Dataset -
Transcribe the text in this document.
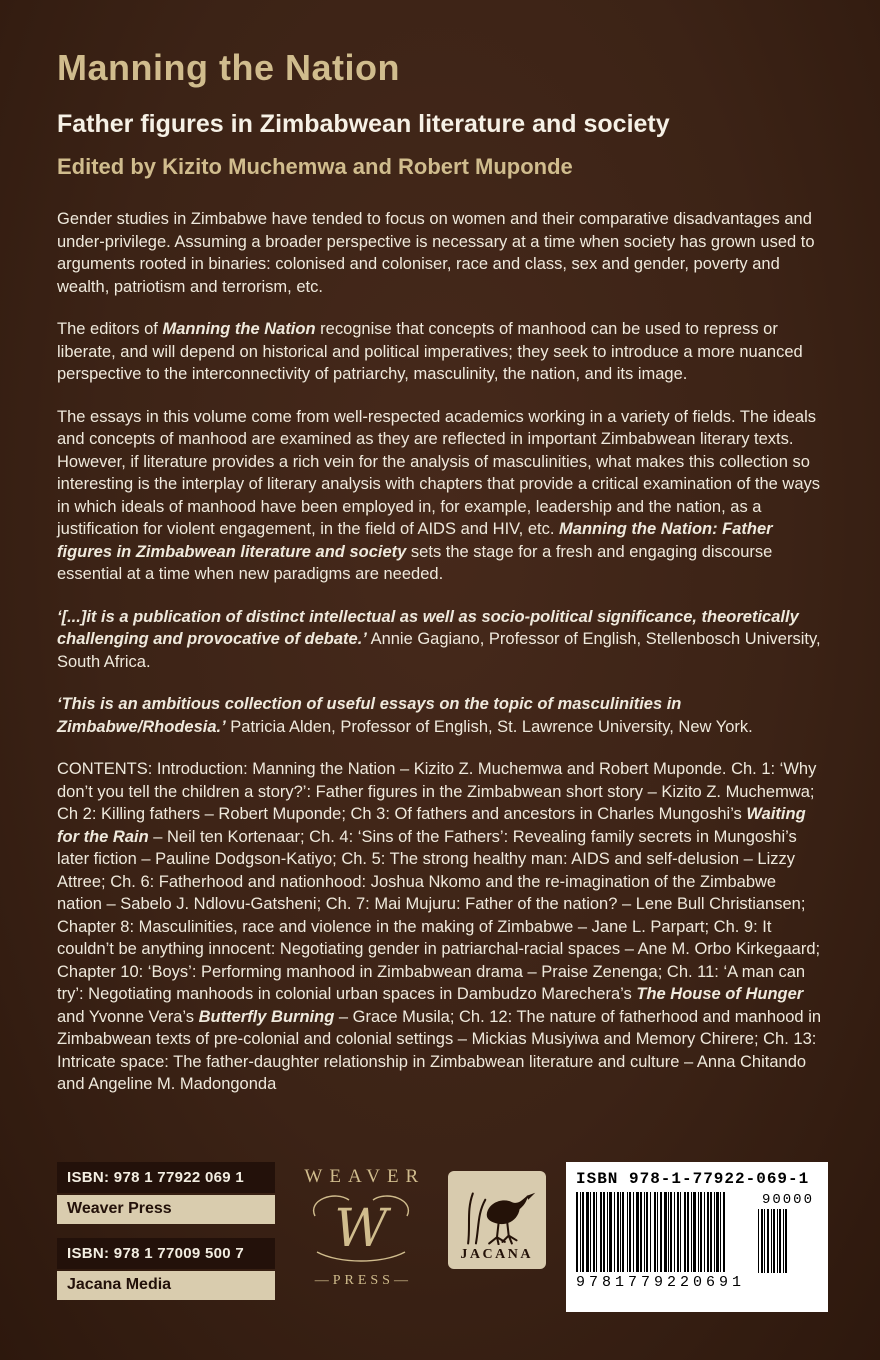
Manning the Nation
Father figures in Zimbabwean literature and society
Edited by Kizito Muchemwa and Robert Muponde

Gender studies in Zimbabwe have tended to focus on women and their comparative disadvantages and under-privilege. Assuming a broader perspective is necessary at a time when society has grown used to arguments rooted in binaries: colonised and coloniser, race and class, sex and gender, poverty and wealth, patriotism and terrorism, etc.

The editors of Manning the Nation recognise that concepts of manhood can be used to repress or liberate, and will depend on historical and political imperatives; they seek to introduce a more nuanced perspective to the interconnectivity of patriarchy, masculinity, the nation, and its image.

The essays in this volume come from well-respected academics working in a variety of fields. The ideals and concepts of manhood are examined as they are reflected in important Zimbabwean literary texts. However, if literature provides a rich vein for the analysis of masculinities, what makes this collection so interesting is the interplay of literary analysis with chapters that provide a critical examination of the ways in which ideals of manhood have been employed in, for example, leadership and the nation, as a justification for violent engagement, in the field of AIDS and HIV, etc. Manning the Nation: Father figures in Zimbabwean literature and society sets the stage for a fresh and engaging discourse essential at a time when new paradigms are needed.

‘[...]it is a publication of distinct intellectual as well as socio-political significance, theoretically challenging and provocative of debate.’ Annie Gagiano, Professor of English, Stellenbosch University, South Africa.

‘This is an ambitious collection of useful essays on the topic of masculinities in Zimbabwe/Rhodesia.’ Patricia Alden, Professor of English, St. Lawrence University, New York.

CONTENTS: Introduction: Manning the Nation – Kizito Z. Muchemwa and Robert Muponde. Ch. 1: ‘Why don’t you tell the children a story?’: Father figures in the Zimbabwean short story – Kizito Z. Muchemwa; Ch 2: Killing fathers – Robert Muponde; Ch 3: Of fathers and ancestors in Charles Mungoshi’s Waiting for the Rain – Neil ten Kortenaar; Ch. 4: ‘Sins of the Fathers’: Revealing family secrets in Mungoshi’s later fiction – Pauline Dodgson-Katiyo; Ch. 5: The strong healthy man: AIDS and self-delusion – Lizzy Attree; Ch. 6: Fatherhood and nationhood: Joshua Nkomo and the re-imagination of the Zimbabwe nation – Sabelo J. Ndlovu-Gatsheni; Ch. 7: Mai Mujuru: Father of the nation? – Lene Bull Christiansen; Chapter 8: Masculinities, race and violence in the making of Zimbabwe – Jane L. Parpart; Ch. 9: It couldn’t be anything innocent: Negotiating gender in patriarchal-racial spaces – Ane M. Orbo Kirkegaard; Chapter 10: ‘Boys’: Performing manhood in Zimbabwean drama – Praise Zenenga; Ch. 11: ‘A man can try’: Negotiating manhoods in colonial urban spaces in Dambudzo Marechera’s The House of Hunger and Yvonne Vera’s Butterfly Burning – Grace Musila; Ch. 12: The nature of fatherhood and manhood in Zimbabwean texts of pre-colonial and colonial settings – Mickias Musiyiwa and Memory Chirere; Ch. 13: Intricate space: The father-daughter relationship in Zimbabwean literature and culture – Anna Chitando and Angeline M. Madongonda

ISBN: 978 1 77922 069 1
Weaver Press
ISBN: 978 1 77009 500 7
Jacana Media
WEAVER
W
—PRESS—
JACANA
ISBN 978-1-77922-069-1
9781779220691
90000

Aim - Lines that hold "ISBN" are the ones to copy; find all of them.

Task response -
ISBN: 978 1 77922 069 1
ISBN: 978 1 77009 500 7
ISBN 978-1-77922-069-1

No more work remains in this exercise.